Filter the entries that follow, copying every line in which the word "header" appears.
▼
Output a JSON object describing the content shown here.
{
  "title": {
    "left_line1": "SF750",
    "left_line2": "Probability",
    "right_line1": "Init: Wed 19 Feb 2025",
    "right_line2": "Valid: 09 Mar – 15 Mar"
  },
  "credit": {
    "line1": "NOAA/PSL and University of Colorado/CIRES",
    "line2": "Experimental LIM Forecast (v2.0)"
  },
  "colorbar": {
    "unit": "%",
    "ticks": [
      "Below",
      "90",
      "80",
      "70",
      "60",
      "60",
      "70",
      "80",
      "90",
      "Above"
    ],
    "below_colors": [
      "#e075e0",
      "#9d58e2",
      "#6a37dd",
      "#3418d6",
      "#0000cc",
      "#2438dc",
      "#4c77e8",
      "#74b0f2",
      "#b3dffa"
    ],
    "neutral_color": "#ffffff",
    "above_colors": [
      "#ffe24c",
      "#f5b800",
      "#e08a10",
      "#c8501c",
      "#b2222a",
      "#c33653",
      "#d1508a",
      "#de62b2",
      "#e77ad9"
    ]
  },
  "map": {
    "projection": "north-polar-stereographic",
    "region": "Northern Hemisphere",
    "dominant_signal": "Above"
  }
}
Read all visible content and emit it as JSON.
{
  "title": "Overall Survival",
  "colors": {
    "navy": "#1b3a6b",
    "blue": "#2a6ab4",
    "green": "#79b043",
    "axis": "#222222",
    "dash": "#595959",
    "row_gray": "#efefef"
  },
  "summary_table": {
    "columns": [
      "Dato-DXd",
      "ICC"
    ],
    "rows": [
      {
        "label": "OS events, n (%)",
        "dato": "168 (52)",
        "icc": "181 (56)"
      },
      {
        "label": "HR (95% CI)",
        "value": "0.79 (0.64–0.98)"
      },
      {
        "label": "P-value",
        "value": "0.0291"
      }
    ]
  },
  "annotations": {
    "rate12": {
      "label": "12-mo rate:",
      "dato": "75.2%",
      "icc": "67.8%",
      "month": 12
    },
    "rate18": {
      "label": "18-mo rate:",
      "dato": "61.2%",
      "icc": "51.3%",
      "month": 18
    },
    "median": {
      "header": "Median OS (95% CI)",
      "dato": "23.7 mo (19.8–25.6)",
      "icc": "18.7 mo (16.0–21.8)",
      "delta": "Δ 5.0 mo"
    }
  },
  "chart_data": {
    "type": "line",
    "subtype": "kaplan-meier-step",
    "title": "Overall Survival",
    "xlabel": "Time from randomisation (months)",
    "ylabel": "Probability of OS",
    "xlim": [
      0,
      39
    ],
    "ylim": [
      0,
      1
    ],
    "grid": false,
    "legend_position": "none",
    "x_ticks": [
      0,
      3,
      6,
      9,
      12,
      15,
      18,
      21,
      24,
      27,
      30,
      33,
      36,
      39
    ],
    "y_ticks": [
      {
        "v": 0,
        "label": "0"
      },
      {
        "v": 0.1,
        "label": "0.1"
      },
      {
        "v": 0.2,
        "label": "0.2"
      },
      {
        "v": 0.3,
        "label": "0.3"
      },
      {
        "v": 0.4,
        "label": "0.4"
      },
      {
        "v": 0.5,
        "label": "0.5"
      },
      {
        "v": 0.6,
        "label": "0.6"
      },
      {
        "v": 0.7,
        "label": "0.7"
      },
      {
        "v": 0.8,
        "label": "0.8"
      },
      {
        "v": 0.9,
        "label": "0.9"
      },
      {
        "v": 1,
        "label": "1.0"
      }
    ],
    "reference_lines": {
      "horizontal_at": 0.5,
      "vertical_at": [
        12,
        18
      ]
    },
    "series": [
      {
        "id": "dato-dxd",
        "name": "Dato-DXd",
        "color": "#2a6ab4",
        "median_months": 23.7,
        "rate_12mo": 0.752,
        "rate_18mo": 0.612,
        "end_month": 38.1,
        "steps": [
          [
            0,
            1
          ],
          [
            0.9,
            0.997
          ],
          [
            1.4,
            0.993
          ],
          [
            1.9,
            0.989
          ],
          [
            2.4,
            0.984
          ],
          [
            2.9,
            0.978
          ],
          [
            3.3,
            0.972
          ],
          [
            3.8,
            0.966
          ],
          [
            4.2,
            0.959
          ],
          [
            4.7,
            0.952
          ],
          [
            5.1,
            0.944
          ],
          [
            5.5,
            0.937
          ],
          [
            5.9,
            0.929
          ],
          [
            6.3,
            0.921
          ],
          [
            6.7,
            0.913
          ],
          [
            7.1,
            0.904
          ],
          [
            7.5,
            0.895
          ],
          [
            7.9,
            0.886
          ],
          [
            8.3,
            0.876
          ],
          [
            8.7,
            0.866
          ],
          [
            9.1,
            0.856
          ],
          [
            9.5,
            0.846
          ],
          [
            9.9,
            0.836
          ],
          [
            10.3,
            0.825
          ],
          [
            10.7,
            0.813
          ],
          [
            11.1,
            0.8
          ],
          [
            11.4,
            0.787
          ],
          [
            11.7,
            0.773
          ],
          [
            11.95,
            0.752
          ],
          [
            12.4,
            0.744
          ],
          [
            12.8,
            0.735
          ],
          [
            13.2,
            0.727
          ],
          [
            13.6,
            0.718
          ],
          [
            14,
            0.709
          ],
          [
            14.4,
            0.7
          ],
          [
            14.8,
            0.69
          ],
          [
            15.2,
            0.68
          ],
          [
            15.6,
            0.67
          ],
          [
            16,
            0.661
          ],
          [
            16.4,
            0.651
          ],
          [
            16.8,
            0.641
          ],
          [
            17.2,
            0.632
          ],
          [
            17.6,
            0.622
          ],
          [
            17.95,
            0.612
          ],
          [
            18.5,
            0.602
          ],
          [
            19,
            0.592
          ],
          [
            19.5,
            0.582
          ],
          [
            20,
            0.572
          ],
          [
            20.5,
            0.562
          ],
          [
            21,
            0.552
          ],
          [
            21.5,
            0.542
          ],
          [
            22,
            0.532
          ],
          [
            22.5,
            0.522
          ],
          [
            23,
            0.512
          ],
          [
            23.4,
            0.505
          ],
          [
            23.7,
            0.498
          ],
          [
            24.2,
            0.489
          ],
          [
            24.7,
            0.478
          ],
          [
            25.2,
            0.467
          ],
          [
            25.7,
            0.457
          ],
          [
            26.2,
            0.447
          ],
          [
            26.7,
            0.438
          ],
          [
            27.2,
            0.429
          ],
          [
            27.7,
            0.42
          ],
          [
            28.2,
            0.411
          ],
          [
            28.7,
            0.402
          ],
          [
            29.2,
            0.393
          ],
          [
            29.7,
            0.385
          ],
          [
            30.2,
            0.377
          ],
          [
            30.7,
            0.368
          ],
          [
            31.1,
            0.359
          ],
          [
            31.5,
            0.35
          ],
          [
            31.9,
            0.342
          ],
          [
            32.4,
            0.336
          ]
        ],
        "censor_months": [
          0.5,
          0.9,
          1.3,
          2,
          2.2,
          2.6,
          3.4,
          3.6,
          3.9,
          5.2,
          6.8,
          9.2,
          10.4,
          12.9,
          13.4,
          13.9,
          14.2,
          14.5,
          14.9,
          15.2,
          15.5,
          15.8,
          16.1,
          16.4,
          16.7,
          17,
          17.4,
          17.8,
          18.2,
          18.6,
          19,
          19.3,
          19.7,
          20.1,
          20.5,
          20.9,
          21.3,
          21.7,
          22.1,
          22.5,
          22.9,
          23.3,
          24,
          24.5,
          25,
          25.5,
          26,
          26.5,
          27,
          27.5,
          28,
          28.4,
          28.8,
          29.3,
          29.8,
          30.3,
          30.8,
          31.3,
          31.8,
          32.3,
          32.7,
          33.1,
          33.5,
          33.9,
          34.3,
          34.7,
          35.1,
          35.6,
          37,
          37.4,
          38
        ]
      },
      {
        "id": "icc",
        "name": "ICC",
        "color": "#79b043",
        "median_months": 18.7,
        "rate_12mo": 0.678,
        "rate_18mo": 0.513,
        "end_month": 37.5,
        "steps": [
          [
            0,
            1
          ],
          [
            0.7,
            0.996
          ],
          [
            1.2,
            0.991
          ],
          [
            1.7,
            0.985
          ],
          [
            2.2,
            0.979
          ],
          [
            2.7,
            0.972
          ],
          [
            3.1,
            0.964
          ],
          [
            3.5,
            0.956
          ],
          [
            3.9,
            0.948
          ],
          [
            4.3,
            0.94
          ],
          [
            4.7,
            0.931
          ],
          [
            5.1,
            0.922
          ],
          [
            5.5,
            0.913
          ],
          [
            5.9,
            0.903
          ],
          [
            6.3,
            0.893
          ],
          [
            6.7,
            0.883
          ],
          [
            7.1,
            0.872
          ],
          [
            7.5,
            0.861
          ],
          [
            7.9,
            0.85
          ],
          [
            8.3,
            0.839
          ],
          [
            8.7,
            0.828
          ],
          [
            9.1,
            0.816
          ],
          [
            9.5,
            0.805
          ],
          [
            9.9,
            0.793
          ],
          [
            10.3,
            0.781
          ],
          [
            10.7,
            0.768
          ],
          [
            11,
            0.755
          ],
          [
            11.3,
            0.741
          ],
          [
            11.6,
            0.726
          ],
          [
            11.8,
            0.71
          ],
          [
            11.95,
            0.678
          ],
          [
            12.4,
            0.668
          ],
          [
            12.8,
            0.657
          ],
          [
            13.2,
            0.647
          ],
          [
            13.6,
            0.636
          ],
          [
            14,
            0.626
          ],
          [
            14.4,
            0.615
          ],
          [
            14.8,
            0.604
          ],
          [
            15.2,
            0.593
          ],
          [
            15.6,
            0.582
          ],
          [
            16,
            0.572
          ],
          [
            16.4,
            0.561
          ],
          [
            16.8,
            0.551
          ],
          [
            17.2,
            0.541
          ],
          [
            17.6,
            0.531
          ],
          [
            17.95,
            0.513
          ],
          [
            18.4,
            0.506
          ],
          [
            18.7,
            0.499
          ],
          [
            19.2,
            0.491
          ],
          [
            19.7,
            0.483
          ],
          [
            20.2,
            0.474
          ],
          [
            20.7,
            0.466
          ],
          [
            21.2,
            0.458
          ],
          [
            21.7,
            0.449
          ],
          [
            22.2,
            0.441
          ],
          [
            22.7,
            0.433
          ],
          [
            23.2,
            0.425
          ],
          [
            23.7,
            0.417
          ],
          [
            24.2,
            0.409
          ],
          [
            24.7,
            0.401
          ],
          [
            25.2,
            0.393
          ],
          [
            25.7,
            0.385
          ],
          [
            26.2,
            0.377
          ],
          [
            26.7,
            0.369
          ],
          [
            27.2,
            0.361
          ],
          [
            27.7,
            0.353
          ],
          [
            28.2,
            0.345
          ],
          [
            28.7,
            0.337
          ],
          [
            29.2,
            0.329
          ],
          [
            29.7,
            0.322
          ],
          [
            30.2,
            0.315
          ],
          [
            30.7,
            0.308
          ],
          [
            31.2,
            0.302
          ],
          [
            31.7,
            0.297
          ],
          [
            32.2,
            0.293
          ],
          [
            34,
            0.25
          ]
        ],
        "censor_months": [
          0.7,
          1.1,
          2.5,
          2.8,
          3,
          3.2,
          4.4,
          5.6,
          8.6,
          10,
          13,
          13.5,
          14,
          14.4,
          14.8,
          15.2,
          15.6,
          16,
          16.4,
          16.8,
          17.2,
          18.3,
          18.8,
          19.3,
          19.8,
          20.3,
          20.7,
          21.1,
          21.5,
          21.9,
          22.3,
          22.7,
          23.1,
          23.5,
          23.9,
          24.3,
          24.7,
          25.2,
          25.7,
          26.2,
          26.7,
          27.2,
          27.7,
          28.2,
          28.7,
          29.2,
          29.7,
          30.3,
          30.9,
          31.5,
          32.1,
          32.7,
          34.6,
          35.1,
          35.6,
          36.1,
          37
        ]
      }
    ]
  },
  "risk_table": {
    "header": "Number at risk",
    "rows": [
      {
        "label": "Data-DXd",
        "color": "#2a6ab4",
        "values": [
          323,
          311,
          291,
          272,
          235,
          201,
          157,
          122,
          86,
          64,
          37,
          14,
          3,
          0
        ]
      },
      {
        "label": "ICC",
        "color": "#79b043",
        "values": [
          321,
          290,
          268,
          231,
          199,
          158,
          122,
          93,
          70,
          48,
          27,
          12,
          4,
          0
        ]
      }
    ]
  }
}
▲
Expected answer:
      "header": "Median OS (95% CI)",
    "header": "Number at risk",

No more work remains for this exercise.